Prompt — In the Jeff Smith's Parlor restoration post, explain why the Days of 98 Museum banner is circled in the second photo, in one to three sentences.
----- Passage for review -----
September 1, 2012

Jeff Smith's Parlor restoration: part 15.

The Soapy Smith automaton awaits restoration
(Photo by Bob Lyon, image: 07-06 140)

(Click image to enlarge)







ecently Bob Lyon, historian for the National Park Service sent me some information about Martin Itjen that I have never heard anywhere else before. Fans of Soapy Smith in Skagway will recall that it was Martin Itjen who had purchased Jeff Smith's Parlor about 1916 and "restored" for a museum on Soapy. What I did not know is that before he opened the Parlor he operated another museum in the 1920s  for a couple of years, on the corner of 5th and State Streets.



Days of 98 Museum banner (circled in yellow)
The banner may be for Martin Itjen's first museum
Alaska State Library PCA 019-60, Ships Registry circa 1930 (could be older)
(Photo courtesy of Bob Lyon: KLGO SR-8-9451)

(Click image to enlarge)
----- Data for review -----
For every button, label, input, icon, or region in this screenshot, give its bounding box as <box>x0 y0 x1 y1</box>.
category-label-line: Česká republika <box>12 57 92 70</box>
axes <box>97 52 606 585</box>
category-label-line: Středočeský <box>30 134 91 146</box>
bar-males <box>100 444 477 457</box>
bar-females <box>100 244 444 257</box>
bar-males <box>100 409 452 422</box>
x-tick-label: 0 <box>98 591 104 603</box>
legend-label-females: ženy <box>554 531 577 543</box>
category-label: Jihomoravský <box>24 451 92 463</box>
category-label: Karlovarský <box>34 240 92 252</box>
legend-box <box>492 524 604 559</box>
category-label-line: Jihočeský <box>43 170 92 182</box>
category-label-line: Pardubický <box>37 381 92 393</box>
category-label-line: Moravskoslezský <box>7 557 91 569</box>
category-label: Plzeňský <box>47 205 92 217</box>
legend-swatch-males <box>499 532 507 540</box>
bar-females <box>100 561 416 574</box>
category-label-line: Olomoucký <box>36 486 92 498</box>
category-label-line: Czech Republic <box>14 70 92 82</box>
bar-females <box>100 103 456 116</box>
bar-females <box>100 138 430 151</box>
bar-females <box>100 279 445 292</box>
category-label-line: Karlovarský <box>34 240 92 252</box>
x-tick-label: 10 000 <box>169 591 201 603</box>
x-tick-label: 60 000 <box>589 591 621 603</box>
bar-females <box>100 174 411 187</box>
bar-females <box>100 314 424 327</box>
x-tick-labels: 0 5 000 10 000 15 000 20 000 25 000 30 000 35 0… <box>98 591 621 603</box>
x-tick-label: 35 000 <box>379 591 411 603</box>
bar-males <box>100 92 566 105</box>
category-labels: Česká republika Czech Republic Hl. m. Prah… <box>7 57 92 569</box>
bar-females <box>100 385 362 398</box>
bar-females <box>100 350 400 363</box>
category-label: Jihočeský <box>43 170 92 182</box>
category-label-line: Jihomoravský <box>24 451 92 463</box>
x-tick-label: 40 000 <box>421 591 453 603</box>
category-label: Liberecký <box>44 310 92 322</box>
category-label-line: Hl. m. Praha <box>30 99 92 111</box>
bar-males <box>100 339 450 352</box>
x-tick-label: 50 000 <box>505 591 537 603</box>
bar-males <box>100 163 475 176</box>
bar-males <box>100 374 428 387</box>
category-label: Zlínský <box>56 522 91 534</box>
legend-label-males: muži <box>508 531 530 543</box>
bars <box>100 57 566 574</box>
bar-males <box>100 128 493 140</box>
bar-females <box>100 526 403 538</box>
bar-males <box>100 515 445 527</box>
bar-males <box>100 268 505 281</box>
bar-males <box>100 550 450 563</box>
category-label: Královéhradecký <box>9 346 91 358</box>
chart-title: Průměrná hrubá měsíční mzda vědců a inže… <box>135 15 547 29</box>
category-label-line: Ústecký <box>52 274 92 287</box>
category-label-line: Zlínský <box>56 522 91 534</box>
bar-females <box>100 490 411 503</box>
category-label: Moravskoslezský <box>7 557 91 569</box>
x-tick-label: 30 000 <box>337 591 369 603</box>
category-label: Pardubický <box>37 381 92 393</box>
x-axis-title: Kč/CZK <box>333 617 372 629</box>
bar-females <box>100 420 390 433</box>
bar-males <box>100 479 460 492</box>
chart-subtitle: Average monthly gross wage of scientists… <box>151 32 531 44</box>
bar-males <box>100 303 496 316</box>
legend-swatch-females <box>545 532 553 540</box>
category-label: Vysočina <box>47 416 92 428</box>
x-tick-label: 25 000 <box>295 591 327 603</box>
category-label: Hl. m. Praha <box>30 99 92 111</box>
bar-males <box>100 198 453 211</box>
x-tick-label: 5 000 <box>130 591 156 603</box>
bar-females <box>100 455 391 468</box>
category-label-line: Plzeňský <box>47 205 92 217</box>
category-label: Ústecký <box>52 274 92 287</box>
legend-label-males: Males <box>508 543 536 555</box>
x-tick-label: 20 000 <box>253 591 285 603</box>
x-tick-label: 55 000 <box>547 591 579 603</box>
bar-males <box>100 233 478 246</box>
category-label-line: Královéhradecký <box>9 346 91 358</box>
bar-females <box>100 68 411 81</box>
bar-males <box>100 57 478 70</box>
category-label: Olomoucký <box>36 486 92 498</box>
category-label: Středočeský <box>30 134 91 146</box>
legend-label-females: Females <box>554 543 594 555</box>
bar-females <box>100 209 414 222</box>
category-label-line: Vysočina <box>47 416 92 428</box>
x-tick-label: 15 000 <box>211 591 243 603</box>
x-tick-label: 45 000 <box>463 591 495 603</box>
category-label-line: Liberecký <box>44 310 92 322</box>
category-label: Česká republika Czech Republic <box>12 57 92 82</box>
-----
Solution to the exercise — The caption says the banner may be for Martin Itjen's first museum. According to the post, Itjen ran that museum for a couple of years in the 1920s on the corner of 5th and State Streets before he opened the Parlor.